* _Task directions_: Would you copy out the whole listing exactly as given?

^^^^^^^^

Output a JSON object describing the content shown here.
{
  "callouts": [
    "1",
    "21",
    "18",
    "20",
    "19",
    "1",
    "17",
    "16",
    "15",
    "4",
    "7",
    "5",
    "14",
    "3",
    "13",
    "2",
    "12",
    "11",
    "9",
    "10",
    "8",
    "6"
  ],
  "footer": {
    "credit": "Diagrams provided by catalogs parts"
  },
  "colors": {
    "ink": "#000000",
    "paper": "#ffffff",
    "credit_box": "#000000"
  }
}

^^^^^^^^

* _Full answer_:
Output a JSON object describing the content shown here.
{
  "callouts": [
    "1",
    "21",
    "18",
    "20",
    "19",
    "1",
    "17",
    "16",
    "15",
    "4",
    "7",
    "5",
    "14",
    "3",
    "13",
    "2",
    "12",
    "11",
    "9",
    "10",
    "8",
    "6"
  ],
  "footer": {
    "credit": "Diagrams provided by catalogs parts"
  },
  "colors": {
    "ink": "#000000",
    "paper": "#ffffff",
    "credit_box": "#000000"
  }
}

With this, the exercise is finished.